▶ EXERCISE
Count the lines below that contain the word "structured" and give only that number.

▶ THE DATA
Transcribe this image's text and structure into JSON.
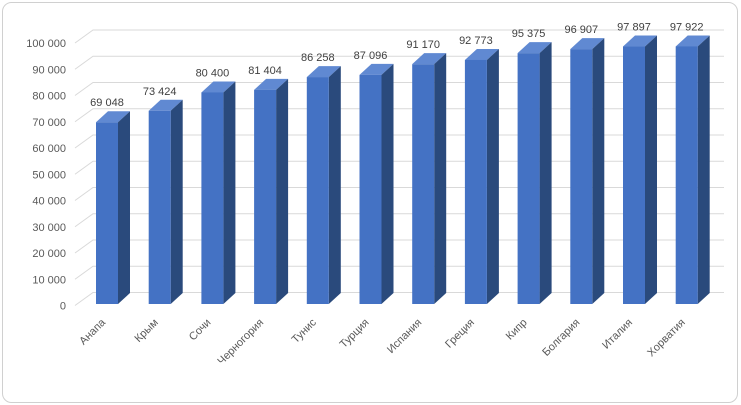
{
  "chart": {
    "background": "#ffffff",
    "border_color": "#d0d0d0"
  },
  "chart_data": {
    "type": "bar",
    "style": "3d-column",
    "title": "",
    "categories": [
      "Анапа",
      "Крым",
      "Сочи",
      "Черногория",
      "Тунис",
      "Турция",
      "Испания",
      "Греция",
      "Кипр",
      "Болгария",
      "Италия",
      "Хорватия"
    ],
    "values": [
      69048,
      73424,
      80400,
      81404,
      86258,
      87096,
      91170,
      92773,
      95375,
      96907,
      97897,
      97922
    ],
    "value_labels": [
      "69 048",
      "73 424",
      "80 400",
      "81 404",
      "86 258",
      "87 096",
      "91 170",
      "92 773",
      "95 375",
      "96 907",
      "97 897",
      "97 922"
    ],
    "xlabel": "",
    "ylabel": "",
    "y_axis": {
      "min": 0,
      "max": 100000,
      "step": 10000,
      "tick_values": [
        0,
        10000,
        20000,
        30000,
        40000,
        50000,
        60000,
        70000,
        80000,
        90000,
        100000
      ],
      "tick_labels": [
        "0",
        "10 000",
        "20 000",
        "30 000",
        "40 000",
        "50 000",
        "60 000",
        "70 000",
        "80 000",
        "90 000",
        "100 000"
      ]
    },
    "x_axis": {
      "label_rotation": -45
    },
    "grid": true,
    "legend": "none",
    "colors": {
      "bar_front": "#4472c4",
      "bar_top": "#6089d2",
      "bar_side": "#2a4a7c",
      "gridline": "#d9d9d9",
      "axis_text": "#595959",
      "data_label": "#404040"
    }
  }
}
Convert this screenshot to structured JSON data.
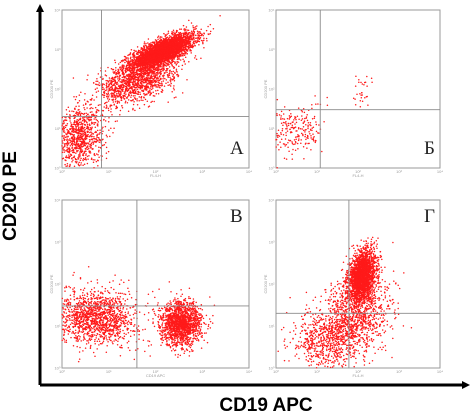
{
  "chart_data": {
    "type": "scatter",
    "xlabel": "CD19 APC",
    "ylabel": "CD200 PE",
    "colors": {
      "dots": "#ff1a1a",
      "frame": "#9a9a9a",
      "quadrant": "#8a8a8a",
      "axis": "#000000"
    },
    "axis_scale": "log",
    "xlim": [
      1,
      10000
    ],
    "ylim": [
      1,
      10000
    ],
    "grid": false,
    "panels": [
      {
        "label": "А",
        "mini_xlabel": "FL4-H",
        "mini_ylabel": "CD200 PE",
        "quadrant": {
          "x": 7,
          "y": 20
        },
        "populations": [
          {
            "n": 3600,
            "cx": 2.15,
            "cy": 2.95,
            "sx": 0.34,
            "sy": 0.22,
            "rho": 0.72
          },
          {
            "n": 1300,
            "cx": 1.6,
            "cy": 2.2,
            "sx": 0.42,
            "sy": 0.3,
            "rho": 0.5
          },
          {
            "n": 900,
            "cx": 0.35,
            "cy": 0.8,
            "sx": 0.28,
            "sy": 0.38,
            "rho": 0.1
          }
        ]
      },
      {
        "label": "Б",
        "mini_xlabel": "FL4-H",
        "mini_ylabel": "CD200 PE",
        "quadrant": {
          "x": 12,
          "y": 30
        },
        "populations": [
          {
            "n": 230,
            "cx": 0.5,
            "cy": 0.95,
            "sx": 0.32,
            "sy": 0.34,
            "rho": 0.15
          },
          {
            "n": 30,
            "cx": 2.1,
            "cy": 1.95,
            "sx": 0.15,
            "sy": 0.25,
            "rho": 0.2
          }
        ]
      },
      {
        "label": "В",
        "mini_xlabel": "CD19 APC",
        "mini_ylabel": "CD200 PE",
        "quadrant": {
          "x": 40,
          "y": 30
        },
        "populations": [
          {
            "n": 1400,
            "cx": 0.75,
            "cy": 1.2,
            "sx": 0.42,
            "sy": 0.32,
            "rho": 0.0
          },
          {
            "n": 1600,
            "cx": 2.55,
            "cy": 1.05,
            "sx": 0.22,
            "sy": 0.26,
            "rho": 0.0
          }
        ]
      },
      {
        "label": "Г",
        "mini_xlabel": "FL4-H",
        "mini_ylabel": "CD200 PE",
        "quadrant": {
          "x": 60,
          "y": 20
        },
        "populations": [
          {
            "n": 2300,
            "cx": 2.1,
            "cy": 2.2,
            "sx": 0.16,
            "sy": 0.3,
            "rho": 0.3
          },
          {
            "n": 1200,
            "cx": 1.9,
            "cy": 1.2,
            "sx": 0.45,
            "sy": 0.5,
            "rho": 0.3
          },
          {
            "n": 500,
            "cx": 1.2,
            "cy": 0.6,
            "sx": 0.4,
            "sy": 0.35,
            "rho": 0.0
          }
        ]
      }
    ]
  }
}
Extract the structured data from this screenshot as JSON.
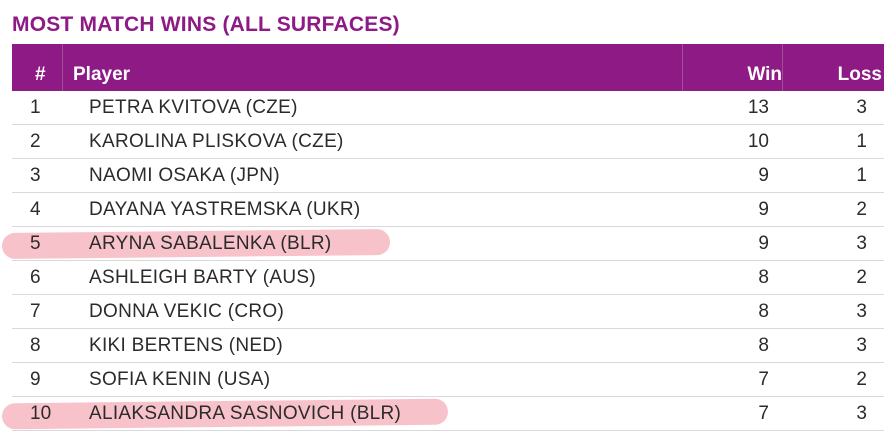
{
  "title": "MOST MATCH WINS (ALL SURFACES)",
  "headers": {
    "rank": "#",
    "player": "Player",
    "win": "Win",
    "loss": "Loss"
  },
  "highlight_color": "#f0788c",
  "header_color": "#8e1a86",
  "rows": [
    {
      "rank": "1",
      "player": "PETRA KVITOVA (CZE)",
      "win": "13",
      "loss": "3",
      "highlighted": false
    },
    {
      "rank": "2",
      "player": "KAROLINA PLISKOVA (CZE)",
      "win": "10",
      "loss": "1",
      "highlighted": false
    },
    {
      "rank": "3",
      "player": "NAOMI OSAKA (JPN)",
      "win": "9",
      "loss": "1",
      "highlighted": false
    },
    {
      "rank": "4",
      "player": "DAYANA YASTREMSKA (UKR)",
      "win": "9",
      "loss": "2",
      "highlighted": false
    },
    {
      "rank": "5",
      "player": "ARYNA SABALENKA (BLR)",
      "win": "9",
      "loss": "3",
      "highlighted": true
    },
    {
      "rank": "6",
      "player": "ASHLEIGH BARTY (AUS)",
      "win": "8",
      "loss": "2",
      "highlighted": false
    },
    {
      "rank": "7",
      "player": "DONNA VEKIC (CRO)",
      "win": "8",
      "loss": "3",
      "highlighted": false
    },
    {
      "rank": "8",
      "player": "KIKI BERTENS (NED)",
      "win": "8",
      "loss": "3",
      "highlighted": false
    },
    {
      "rank": "9",
      "player": "SOFIA KENIN (USA)",
      "win": "7",
      "loss": "2",
      "highlighted": false
    },
    {
      "rank": "10",
      "player": "ALIAKSANDRA SASNOVICH (BLR)",
      "win": "7",
      "loss": "3",
      "highlighted": true
    }
  ]
}
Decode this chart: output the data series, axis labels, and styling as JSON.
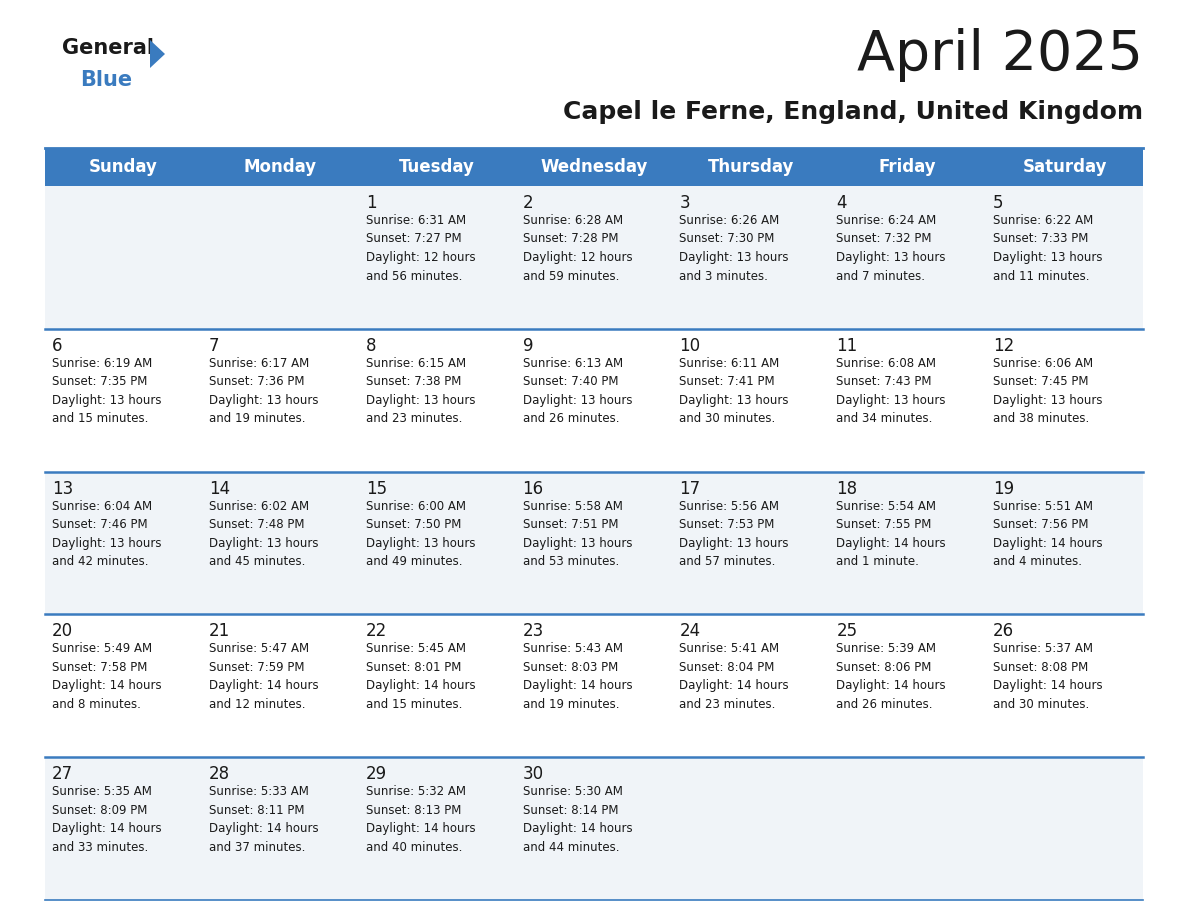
{
  "title": "April 2025",
  "subtitle": "Capel le Ferne, England, United Kingdom",
  "header_bg": "#3a7bbf",
  "header_text": "#ffffff",
  "row_bg_odd": "#f0f4f8",
  "row_bg_even": "#ffffff",
  "separator_color": "#3a7bbf",
  "day_headers": [
    "Sunday",
    "Monday",
    "Tuesday",
    "Wednesday",
    "Thursday",
    "Friday",
    "Saturday"
  ],
  "weeks": [
    [
      {
        "day": "",
        "info": ""
      },
      {
        "day": "",
        "info": ""
      },
      {
        "day": "1",
        "info": "Sunrise: 6:31 AM\nSunset: 7:27 PM\nDaylight: 12 hours\nand 56 minutes."
      },
      {
        "day": "2",
        "info": "Sunrise: 6:28 AM\nSunset: 7:28 PM\nDaylight: 12 hours\nand 59 minutes."
      },
      {
        "day": "3",
        "info": "Sunrise: 6:26 AM\nSunset: 7:30 PM\nDaylight: 13 hours\nand 3 minutes."
      },
      {
        "day": "4",
        "info": "Sunrise: 6:24 AM\nSunset: 7:32 PM\nDaylight: 13 hours\nand 7 minutes."
      },
      {
        "day": "5",
        "info": "Sunrise: 6:22 AM\nSunset: 7:33 PM\nDaylight: 13 hours\nand 11 minutes."
      }
    ],
    [
      {
        "day": "6",
        "info": "Sunrise: 6:19 AM\nSunset: 7:35 PM\nDaylight: 13 hours\nand 15 minutes."
      },
      {
        "day": "7",
        "info": "Sunrise: 6:17 AM\nSunset: 7:36 PM\nDaylight: 13 hours\nand 19 minutes."
      },
      {
        "day": "8",
        "info": "Sunrise: 6:15 AM\nSunset: 7:38 PM\nDaylight: 13 hours\nand 23 minutes."
      },
      {
        "day": "9",
        "info": "Sunrise: 6:13 AM\nSunset: 7:40 PM\nDaylight: 13 hours\nand 26 minutes."
      },
      {
        "day": "10",
        "info": "Sunrise: 6:11 AM\nSunset: 7:41 PM\nDaylight: 13 hours\nand 30 minutes."
      },
      {
        "day": "11",
        "info": "Sunrise: 6:08 AM\nSunset: 7:43 PM\nDaylight: 13 hours\nand 34 minutes."
      },
      {
        "day": "12",
        "info": "Sunrise: 6:06 AM\nSunset: 7:45 PM\nDaylight: 13 hours\nand 38 minutes."
      }
    ],
    [
      {
        "day": "13",
        "info": "Sunrise: 6:04 AM\nSunset: 7:46 PM\nDaylight: 13 hours\nand 42 minutes."
      },
      {
        "day": "14",
        "info": "Sunrise: 6:02 AM\nSunset: 7:48 PM\nDaylight: 13 hours\nand 45 minutes."
      },
      {
        "day": "15",
        "info": "Sunrise: 6:00 AM\nSunset: 7:50 PM\nDaylight: 13 hours\nand 49 minutes."
      },
      {
        "day": "16",
        "info": "Sunrise: 5:58 AM\nSunset: 7:51 PM\nDaylight: 13 hours\nand 53 minutes."
      },
      {
        "day": "17",
        "info": "Sunrise: 5:56 AM\nSunset: 7:53 PM\nDaylight: 13 hours\nand 57 minutes."
      },
      {
        "day": "18",
        "info": "Sunrise: 5:54 AM\nSunset: 7:55 PM\nDaylight: 14 hours\nand 1 minute."
      },
      {
        "day": "19",
        "info": "Sunrise: 5:51 AM\nSunset: 7:56 PM\nDaylight: 14 hours\nand 4 minutes."
      }
    ],
    [
      {
        "day": "20",
        "info": "Sunrise: 5:49 AM\nSunset: 7:58 PM\nDaylight: 14 hours\nand 8 minutes."
      },
      {
        "day": "21",
        "info": "Sunrise: 5:47 AM\nSunset: 7:59 PM\nDaylight: 14 hours\nand 12 minutes."
      },
      {
        "day": "22",
        "info": "Sunrise: 5:45 AM\nSunset: 8:01 PM\nDaylight: 14 hours\nand 15 minutes."
      },
      {
        "day": "23",
        "info": "Sunrise: 5:43 AM\nSunset: 8:03 PM\nDaylight: 14 hours\nand 19 minutes."
      },
      {
        "day": "24",
        "info": "Sunrise: 5:41 AM\nSunset: 8:04 PM\nDaylight: 14 hours\nand 23 minutes."
      },
      {
        "day": "25",
        "info": "Sunrise: 5:39 AM\nSunset: 8:06 PM\nDaylight: 14 hours\nand 26 minutes."
      },
      {
        "day": "26",
        "info": "Sunrise: 5:37 AM\nSunset: 8:08 PM\nDaylight: 14 hours\nand 30 minutes."
      }
    ],
    [
      {
        "day": "27",
        "info": "Sunrise: 5:35 AM\nSunset: 8:09 PM\nDaylight: 14 hours\nand 33 minutes."
      },
      {
        "day": "28",
        "info": "Sunrise: 5:33 AM\nSunset: 8:11 PM\nDaylight: 14 hours\nand 37 minutes."
      },
      {
        "day": "29",
        "info": "Sunrise: 5:32 AM\nSunset: 8:13 PM\nDaylight: 14 hours\nand 40 minutes."
      },
      {
        "day": "30",
        "info": "Sunrise: 5:30 AM\nSunset: 8:14 PM\nDaylight: 14 hours\nand 44 minutes."
      },
      {
        "day": "",
        "info": ""
      },
      {
        "day": "",
        "info": ""
      },
      {
        "day": "",
        "info": ""
      }
    ]
  ],
  "logo_general_color": "#1a1a1a",
  "logo_blue_color": "#3a7bbf",
  "logo_triangle_color": "#3a7bbf"
}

▶ EXERCISE RESULT
2